§ **Given instruction**: Transcribe every line of the records verbatim.

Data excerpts
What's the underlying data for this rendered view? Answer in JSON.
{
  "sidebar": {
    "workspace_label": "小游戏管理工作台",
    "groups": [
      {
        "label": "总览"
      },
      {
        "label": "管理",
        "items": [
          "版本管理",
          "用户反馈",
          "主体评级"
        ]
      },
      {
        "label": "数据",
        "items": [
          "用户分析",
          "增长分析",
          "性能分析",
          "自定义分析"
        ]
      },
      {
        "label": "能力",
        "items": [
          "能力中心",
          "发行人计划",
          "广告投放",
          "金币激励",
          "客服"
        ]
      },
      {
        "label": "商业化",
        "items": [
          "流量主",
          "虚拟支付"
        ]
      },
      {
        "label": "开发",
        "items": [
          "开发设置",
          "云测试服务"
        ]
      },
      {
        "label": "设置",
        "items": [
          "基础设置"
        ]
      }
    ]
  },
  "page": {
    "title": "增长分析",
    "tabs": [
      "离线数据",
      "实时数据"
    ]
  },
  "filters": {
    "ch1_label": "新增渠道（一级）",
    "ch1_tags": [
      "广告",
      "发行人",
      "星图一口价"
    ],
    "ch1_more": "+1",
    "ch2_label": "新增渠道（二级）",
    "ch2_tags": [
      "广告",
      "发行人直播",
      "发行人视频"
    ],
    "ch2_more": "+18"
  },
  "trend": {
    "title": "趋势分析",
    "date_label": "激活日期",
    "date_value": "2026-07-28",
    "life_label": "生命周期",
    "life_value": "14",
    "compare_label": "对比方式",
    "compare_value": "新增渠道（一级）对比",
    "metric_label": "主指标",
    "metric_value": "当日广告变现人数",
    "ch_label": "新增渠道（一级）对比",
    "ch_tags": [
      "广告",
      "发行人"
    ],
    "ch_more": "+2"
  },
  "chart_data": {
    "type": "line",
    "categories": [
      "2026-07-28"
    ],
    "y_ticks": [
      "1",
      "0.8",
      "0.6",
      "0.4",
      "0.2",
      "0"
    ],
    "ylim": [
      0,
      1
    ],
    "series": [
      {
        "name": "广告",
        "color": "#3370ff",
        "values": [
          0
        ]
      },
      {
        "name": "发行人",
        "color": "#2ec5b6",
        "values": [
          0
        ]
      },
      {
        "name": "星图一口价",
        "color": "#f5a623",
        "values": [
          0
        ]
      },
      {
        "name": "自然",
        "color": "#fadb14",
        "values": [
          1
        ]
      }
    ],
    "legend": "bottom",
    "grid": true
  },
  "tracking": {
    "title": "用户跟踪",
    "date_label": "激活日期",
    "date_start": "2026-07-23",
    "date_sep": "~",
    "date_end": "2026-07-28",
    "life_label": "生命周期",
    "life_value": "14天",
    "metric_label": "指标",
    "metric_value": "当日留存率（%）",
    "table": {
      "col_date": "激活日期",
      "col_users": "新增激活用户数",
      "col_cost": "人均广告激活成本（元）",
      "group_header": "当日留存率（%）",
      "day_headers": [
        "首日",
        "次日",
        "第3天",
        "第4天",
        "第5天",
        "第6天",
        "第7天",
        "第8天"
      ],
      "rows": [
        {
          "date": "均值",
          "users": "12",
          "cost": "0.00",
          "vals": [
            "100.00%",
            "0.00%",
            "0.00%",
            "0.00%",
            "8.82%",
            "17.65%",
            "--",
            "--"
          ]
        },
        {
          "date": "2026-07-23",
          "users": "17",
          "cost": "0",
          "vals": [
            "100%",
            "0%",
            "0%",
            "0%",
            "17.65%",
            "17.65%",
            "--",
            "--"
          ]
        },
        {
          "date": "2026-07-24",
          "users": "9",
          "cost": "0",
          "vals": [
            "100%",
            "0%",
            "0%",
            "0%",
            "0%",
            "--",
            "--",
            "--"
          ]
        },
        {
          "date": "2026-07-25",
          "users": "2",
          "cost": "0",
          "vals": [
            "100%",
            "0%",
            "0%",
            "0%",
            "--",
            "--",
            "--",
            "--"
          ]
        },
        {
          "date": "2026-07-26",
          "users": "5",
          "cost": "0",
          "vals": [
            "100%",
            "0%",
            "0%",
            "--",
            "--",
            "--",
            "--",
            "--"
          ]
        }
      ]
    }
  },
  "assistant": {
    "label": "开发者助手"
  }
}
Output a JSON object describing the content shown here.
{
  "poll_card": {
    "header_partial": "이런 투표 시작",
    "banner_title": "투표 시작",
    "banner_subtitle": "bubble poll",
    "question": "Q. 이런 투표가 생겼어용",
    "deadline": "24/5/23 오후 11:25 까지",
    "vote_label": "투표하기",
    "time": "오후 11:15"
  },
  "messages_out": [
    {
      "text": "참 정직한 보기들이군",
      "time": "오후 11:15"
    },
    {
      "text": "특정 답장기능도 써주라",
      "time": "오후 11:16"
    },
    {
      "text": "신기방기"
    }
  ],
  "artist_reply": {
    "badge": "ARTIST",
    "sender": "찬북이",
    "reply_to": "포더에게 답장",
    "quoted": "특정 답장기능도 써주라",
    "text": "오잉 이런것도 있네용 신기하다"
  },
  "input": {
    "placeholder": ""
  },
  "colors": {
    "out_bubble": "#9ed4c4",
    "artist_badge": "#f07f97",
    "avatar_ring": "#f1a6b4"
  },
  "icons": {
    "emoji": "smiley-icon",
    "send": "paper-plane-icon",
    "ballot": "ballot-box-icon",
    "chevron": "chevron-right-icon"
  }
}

§ **Written answer**:
What's the underlying data for this rendered view? Answer in JSON.
{
  "sidebar": {
    "workspace_label": "小游戏管理工作台",
    "groups": [
      {
        "label": "总览"
      },
      {
        "label": "管理",
        "items": [
          "版本管理",
          "用户反馈",
          "主体评级"
        ]
      },
      {
        "label": "数据",
        "items": [
          "用户分析",
          "增长分析",
          "性能分析",
          "自定义分析"
        ]
      },
      {
        "label": "能力",
        "items": [
          "能力中心",
          "发行人计划",
          "广告投放",
          "金币激励",
          "客服"
        ]
      },
      {
        "label": "商业化",
        "items": [
          "流量主",
          "虚拟支付"
        ]
      },
      {
        "label": "开发",
        "items": [
          "开发设置",
          "云测试服务"
        ]
      },
      {
        "label": "设置",
        "items": [
          "基础设置"
        ]
      }
    ]
  },
  "page": {
    "title": "增长分析",
    "tabs": [
      "离线数据",
      "实时数据"
    ]
  },
  "filters": {
    "ch1_label": "新增渠道（一级）",
    "ch1_tags": [
      "广告",
      "发行人",
      "星图一口价"
    ],
    "ch1_more": "+1",
    "ch2_label": "新增渠道（二级）",
    "ch2_tags": [
      "广告",
      "发行人直播",
      "发行人视频"
    ],
    "ch2_more": "+18"
  },
  "trend": {
    "title": "趋势分析",
    "date_label": "激活日期",
    "date_value": "2026-07-28",
    "life_label": "生命周期",
    "life_value": "14",
    "compare_label": "对比方式",
    "compare_value": "新增渠道（一级）对比",
    "metric_label": "主指标",
    "metric_value": "当日广告变现人数",
    "ch_label": "新增渠道（一级）对比",
    "ch_tags": [
      "广告",
      "发行人"
    ],
    "ch_more": "+2"
  },
  "chart_data": {
    "type": "line",
    "categories": [
      "2026-07-28"
    ],
    "y_ticks": [
      "1",
      "0.8",
      "0.6",
      "0.4",
      "0.2",
      "0"
    ],
    "ylim": [
      0,
      1
    ],
    "series": [
      {
        "name": "广告",
        "color": "#3370ff",
        "values": [
          0
        ]
      },
      {
        "name": "发行人",
        "color": "#2ec5b6",
        "values": [
          0
        ]
      },
      {
        "name": "星图一口价",
        "color": "#f5a623",
        "values": [
          0
        ]
      },
      {
        "name": "自然",
        "color": "#fadb14",
        "values": [
          1
        ]
      }
    ],
    "legend": "bottom",
    "grid": true
  },
  "tracking": {
    "title": "用户跟踪",
    "date_label": "激活日期",
    "date_start": "2026-07-23",
    "date_sep": "~",
    "date_end": "2026-07-28",
    "life_label": "生命周期",
    "life_value": "14天",
    "metric_label": "指标",
    "metric_value": "当日留存率（%）",
    "table": {
      "col_date": "激活日期",
      "col_users": "新增激活用户数",
      "col_cost": "人均广告激活成本（元）",
      "group_header": "当日留存率（%）",
      "day_headers": [
        "首日",
        "次日",
        "第3天",
        "第4天",
        "第5天",
        "第6天",
        "第7天",
        "第8天"
      ],
      "rows": [
        {
          "date": "均值",
          "users": "12",
          "cost": "0.00",
          "vals": [
            "100.00%",
            "0.00%",
            "0.00%",
            "0.00%",
            "8.82%",
            "17.65%",
            "--",
            "--"
          ]
        },
        {
          "date": "2026-07-23",
          "users": "17",
          "cost": "0",
          "vals": [
            "100%",
            "0%",
            "0%",
            "0%",
            "17.65%",
            "17.65%",
            "--",
            "--"
          ]
        },
        {
          "date": "2026-07-24",
          "users": "9",
          "cost": "0",
          "vals": [
            "100%",
            "0%",
            "0%",
            "0%",
            "0%",
            "--",
            "--",
            "--"
          ]
        },
        {
          "date": "2026-07-25",
          "users": "2",
          "cost": "0",
          "vals": [
            "100%",
            "0%",
            "0%",
            "0%",
            "--",
            "--",
            "--",
            "--"
          ]
        },
        {
          "date": "2026-07-26",
          "users": "5",
          "cost": "0",
          "vals": [
            "100%",
            "0%",
            "0%",
            "--",
            "--",
            "--",
            "--",
            "--"
          ]
        }
      ]
    }
  },
  "assistant": {
    "label": "开发者助手"
  }
}
Output a JSON object describing the content shown here.
{
  "poll_card": {
    "header_partial": "이런 투표 시작",
    "banner_title": "투표 시작",
    "banner_subtitle": "bubble poll",
    "question": "Q. 이런 투표가 생겼어용",
    "deadline": "24/5/23 오후 11:25 까지",
    "vote_label": "투표하기",
    "time": "오후 11:15"
  },
  "messages_out": [
    {
      "text": "참 정직한 보기들이군",
      "time": "오후 11:15"
    },
    {
      "text": "특정 답장기능도 써주라",
      "time": "오후 11:16"
    },
    {
      "text": "신기방기"
    }
  ],
  "artist_reply": {
    "badge": "ARTIST",
    "sender": "찬북이",
    "reply_to": "포더에게 답장",
    "quoted": "특정 답장기능도 써주라",
    "text": "오잉 이런것도 있네용 신기하다"
  },
  "input": {
    "placeholder": ""
  },
  "colors": {
    "out_bubble": "#9ed4c4",
    "artist_badge": "#f07f97",
    "avatar_ring": "#f1a6b4"
  },
  "icons": {
    "emoji": "smiley-icon",
    "send": "paper-plane-icon",
    "ballot": "ballot-box-icon",
    "chevron": "chevron-right-icon"
  }
}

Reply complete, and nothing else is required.